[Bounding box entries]
— begin —

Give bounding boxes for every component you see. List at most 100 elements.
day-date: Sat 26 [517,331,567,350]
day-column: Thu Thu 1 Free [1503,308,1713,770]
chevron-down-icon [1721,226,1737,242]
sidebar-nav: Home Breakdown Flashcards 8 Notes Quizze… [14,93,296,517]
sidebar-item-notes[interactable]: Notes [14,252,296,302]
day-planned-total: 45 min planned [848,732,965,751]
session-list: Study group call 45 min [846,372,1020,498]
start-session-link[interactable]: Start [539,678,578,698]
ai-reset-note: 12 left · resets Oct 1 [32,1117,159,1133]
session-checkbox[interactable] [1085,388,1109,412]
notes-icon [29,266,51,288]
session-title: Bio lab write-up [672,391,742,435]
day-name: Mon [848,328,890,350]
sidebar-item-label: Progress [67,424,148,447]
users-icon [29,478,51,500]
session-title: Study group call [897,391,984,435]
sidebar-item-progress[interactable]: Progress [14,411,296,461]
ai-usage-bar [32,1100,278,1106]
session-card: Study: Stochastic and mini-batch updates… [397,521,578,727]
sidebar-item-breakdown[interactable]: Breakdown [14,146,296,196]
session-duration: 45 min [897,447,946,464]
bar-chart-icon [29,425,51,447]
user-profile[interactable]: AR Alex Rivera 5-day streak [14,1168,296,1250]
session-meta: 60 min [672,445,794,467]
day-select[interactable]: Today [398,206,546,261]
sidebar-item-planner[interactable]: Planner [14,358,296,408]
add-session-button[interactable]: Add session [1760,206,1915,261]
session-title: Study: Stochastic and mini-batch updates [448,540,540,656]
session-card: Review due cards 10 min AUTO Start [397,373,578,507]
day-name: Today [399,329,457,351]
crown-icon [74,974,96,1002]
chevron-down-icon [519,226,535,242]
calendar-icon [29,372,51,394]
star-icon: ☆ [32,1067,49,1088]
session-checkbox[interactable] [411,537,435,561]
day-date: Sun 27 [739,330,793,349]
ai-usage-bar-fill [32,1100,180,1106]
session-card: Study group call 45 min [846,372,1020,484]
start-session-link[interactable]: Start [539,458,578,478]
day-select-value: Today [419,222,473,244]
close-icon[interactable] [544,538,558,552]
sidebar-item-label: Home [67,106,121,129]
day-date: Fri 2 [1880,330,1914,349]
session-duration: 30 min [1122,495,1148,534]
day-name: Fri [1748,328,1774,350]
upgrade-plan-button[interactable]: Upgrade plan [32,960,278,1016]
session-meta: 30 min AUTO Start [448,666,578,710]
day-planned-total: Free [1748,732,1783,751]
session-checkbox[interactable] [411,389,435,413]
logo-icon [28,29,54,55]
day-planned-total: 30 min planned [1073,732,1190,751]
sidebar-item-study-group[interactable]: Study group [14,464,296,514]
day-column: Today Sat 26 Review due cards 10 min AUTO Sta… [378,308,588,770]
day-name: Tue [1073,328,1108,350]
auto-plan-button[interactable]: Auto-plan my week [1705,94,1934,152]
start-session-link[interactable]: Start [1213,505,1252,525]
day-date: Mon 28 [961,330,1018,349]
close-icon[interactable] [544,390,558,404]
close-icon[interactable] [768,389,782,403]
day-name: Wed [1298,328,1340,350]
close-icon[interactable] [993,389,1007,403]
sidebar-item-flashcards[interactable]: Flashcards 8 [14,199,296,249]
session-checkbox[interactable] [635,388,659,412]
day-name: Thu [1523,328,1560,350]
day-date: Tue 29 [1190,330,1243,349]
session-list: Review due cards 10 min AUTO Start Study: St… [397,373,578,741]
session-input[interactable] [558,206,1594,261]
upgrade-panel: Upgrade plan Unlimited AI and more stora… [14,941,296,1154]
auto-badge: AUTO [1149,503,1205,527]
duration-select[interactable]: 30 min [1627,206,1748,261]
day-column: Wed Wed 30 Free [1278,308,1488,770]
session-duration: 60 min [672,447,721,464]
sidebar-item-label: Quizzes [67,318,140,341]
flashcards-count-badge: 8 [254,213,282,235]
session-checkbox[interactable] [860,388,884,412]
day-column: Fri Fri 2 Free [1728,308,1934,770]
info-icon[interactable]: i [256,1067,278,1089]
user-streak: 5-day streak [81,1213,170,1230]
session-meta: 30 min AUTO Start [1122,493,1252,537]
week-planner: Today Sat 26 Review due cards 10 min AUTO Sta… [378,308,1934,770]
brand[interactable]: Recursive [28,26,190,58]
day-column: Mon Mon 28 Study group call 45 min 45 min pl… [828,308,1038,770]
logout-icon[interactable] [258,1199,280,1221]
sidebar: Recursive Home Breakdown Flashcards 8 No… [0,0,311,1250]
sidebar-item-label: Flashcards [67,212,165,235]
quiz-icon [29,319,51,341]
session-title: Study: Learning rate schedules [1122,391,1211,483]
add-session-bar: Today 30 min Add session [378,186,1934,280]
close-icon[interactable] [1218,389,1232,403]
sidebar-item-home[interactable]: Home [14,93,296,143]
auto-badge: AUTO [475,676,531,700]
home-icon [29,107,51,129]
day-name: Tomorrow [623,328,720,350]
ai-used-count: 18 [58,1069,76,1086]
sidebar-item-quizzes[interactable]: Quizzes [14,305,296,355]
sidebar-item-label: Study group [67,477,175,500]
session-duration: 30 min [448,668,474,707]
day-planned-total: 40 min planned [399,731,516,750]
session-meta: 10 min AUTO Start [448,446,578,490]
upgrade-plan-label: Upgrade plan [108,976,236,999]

— end —

** Objective **
Rewrite the records with every "session-title" renamed to "session-name", leaving everything else unchanged.

** Expected answer **
Give bounding boxes for every component you see. List at most 100 elements.
day-date: Sat 26 [517,331,567,350]
day-column: Thu Thu 1 Free [1503,308,1713,770]
chevron-down-icon [1721,226,1737,242]
sidebar-nav: Home Breakdown Flashcards 8 Notes Quizze… [14,93,296,517]
sidebar-item-notes[interactable]: Notes [14,252,296,302]
day-planned-total: 45 min planned [848,732,965,751]
session-list: Study group call 45 min [846,372,1020,498]
start-session-link[interactable]: Start [539,678,578,698]
ai-reset-note: 12 left · resets Oct 1 [32,1117,159,1133]
session-checkbox[interactable] [1085,388,1109,412]
notes-icon [29,266,51,288]
session-name: Bio lab write-up [672,391,742,435]
day-name: Mon [848,328,890,350]
sidebar-item-label: Progress [67,424,148,447]
users-icon [29,478,51,500]
session-name: Study group call [897,391,984,435]
sidebar-item-progress[interactable]: Progress [14,411,296,461]
ai-usage-bar [32,1100,278,1106]
session-card: Study: Stochastic and mini-batch updates… [397,521,578,727]
sidebar-item-breakdown[interactable]: Breakdown [14,146,296,196]
session-duration: 45 min [897,447,946,464]
bar-chart-icon [29,425,51,447]
user-profile[interactable]: AR Alex Rivera 5-day streak [14,1168,296,1250]
session-meta: 60 min [672,445,794,467]
day-select[interactable]: Today [398,206,546,261]
sidebar-item-planner[interactable]: Planner [14,358,296,408]
add-session-button[interactable]: Add session [1760,206,1915,261]
session-name: Study: Stochastic and mini-batch updates [448,540,540,656]
session-card: Review due cards 10 min AUTO Start [397,373,578,507]
day-name: Today [399,329,457,351]
crown-icon [74,974,96,1002]
chevron-down-icon [519,226,535,242]
calendar-icon [29,372,51,394]
star-icon: ☆ [32,1067,49,1088]
session-checkbox[interactable] [411,537,435,561]
day-date: Sun 27 [739,330,793,349]
ai-usage-bar-fill [32,1100,180,1106]
session-card: Study group call 45 min [846,372,1020,484]
start-session-link[interactable]: Start [539,458,578,478]
day-select-value: Today [419,222,473,244]
close-icon[interactable] [544,538,558,552]
sidebar-item-label: Home [67,106,121,129]
day-date: Fri 2 [1880,330,1914,349]
session-duration: 30 min [1122,495,1148,534]
day-name: Fri [1748,328,1774,350]
upgrade-plan-button[interactable]: Upgrade plan [32,960,278,1016]
session-meta: 30 min AUTO Start [448,666,578,710]
day-planned-total: Free [1748,732,1783,751]
session-checkbox[interactable] [411,389,435,413]
logo-icon [28,29,54,55]
day-planned-total: 30 min planned [1073,732,1190,751]
sidebar-item-study-group[interactable]: Study group [14,464,296,514]
day-column: Today Sat 26 Review due cards 10 min AUTO Sta… [378,308,588,770]
day-name: Tue [1073,328,1108,350]
auto-plan-button[interactable]: Auto-plan my week [1705,94,1934,152]
start-session-link[interactable]: Start [1213,505,1252,525]
day-date: Mon 28 [961,330,1018,349]
close-icon[interactable] [544,390,558,404]
close-icon[interactable] [768,389,782,403]
day-name: Wed [1298,328,1340,350]
close-icon[interactable] [993,389,1007,403]
sidebar-item-flashcards[interactable]: Flashcards 8 [14,199,296,249]
session-checkbox[interactable] [635,388,659,412]
day-name: Thu [1523,328,1560,350]
day-date: Tue 29 [1190,330,1243,349]
session-list: Review due cards 10 min AUTO Start Study: St… [397,373,578,741]
session-input[interactable] [558,206,1594,261]
upgrade-panel: Upgrade plan Unlimited AI and more stora… [14,941,296,1154]
auto-badge: AUTO [1149,503,1205,527]
duration-select[interactable]: 30 min [1627,206,1748,261]
day-column: Wed Wed 30 Free [1278,308,1488,770]
session-duration: 60 min [672,447,721,464]
sidebar-item-label: Quizzes [67,318,140,341]
flashcards-count-badge: 8 [254,213,282,235]
session-checkbox[interactable] [860,388,884,412]
day-column: Fri Fri 2 Free [1728,308,1934,770]
info-icon[interactable]: i [256,1067,278,1089]
user-streak: 5-day streak [81,1213,170,1230]
session-meta: 30 min AUTO Start [1122,493,1252,537]
week-planner: Today Sat 26 Review due cards 10 min AUTO Sta… [378,308,1934,770]
brand[interactable]: Recursive [28,26,190,58]
day-column: Mon Mon 28 Study group call 45 min 45 min pl… [828,308,1038,770]
logout-icon[interactable] [258,1199,280,1221]
sidebar: Recursive Home Breakdown Flashcards 8 No… [0,0,311,1250]
sidebar-item-label: Flashcards [67,212,165,235]
quiz-icon [29,319,51,341]
session-name: Study: Learning rate schedules [1122,391,1211,483]
add-session-bar: Today 30 min Add session [378,186,1934,280]
close-icon[interactable] [1218,389,1232,403]
sidebar-item-home[interactable]: Home [14,93,296,143]
auto-badge: AUTO [475,676,531,700]
home-icon [29,107,51,129]
day-name: Tomorrow [623,328,720,350]
ai-used-count: 18 [58,1069,76,1086]
sidebar-item-quizzes[interactable]: Quizzes [14,305,296,355]
sidebar-item-label: Study group [67,477,175,500]
session-duration: 30 min [448,668,474,707]
day-planned-total: 40 min planned [399,731,516,750]
session-meta: 10 min AUTO Start [448,446,578,490]
upgrade-plan-label: Upgrade plan [108,976,236,999]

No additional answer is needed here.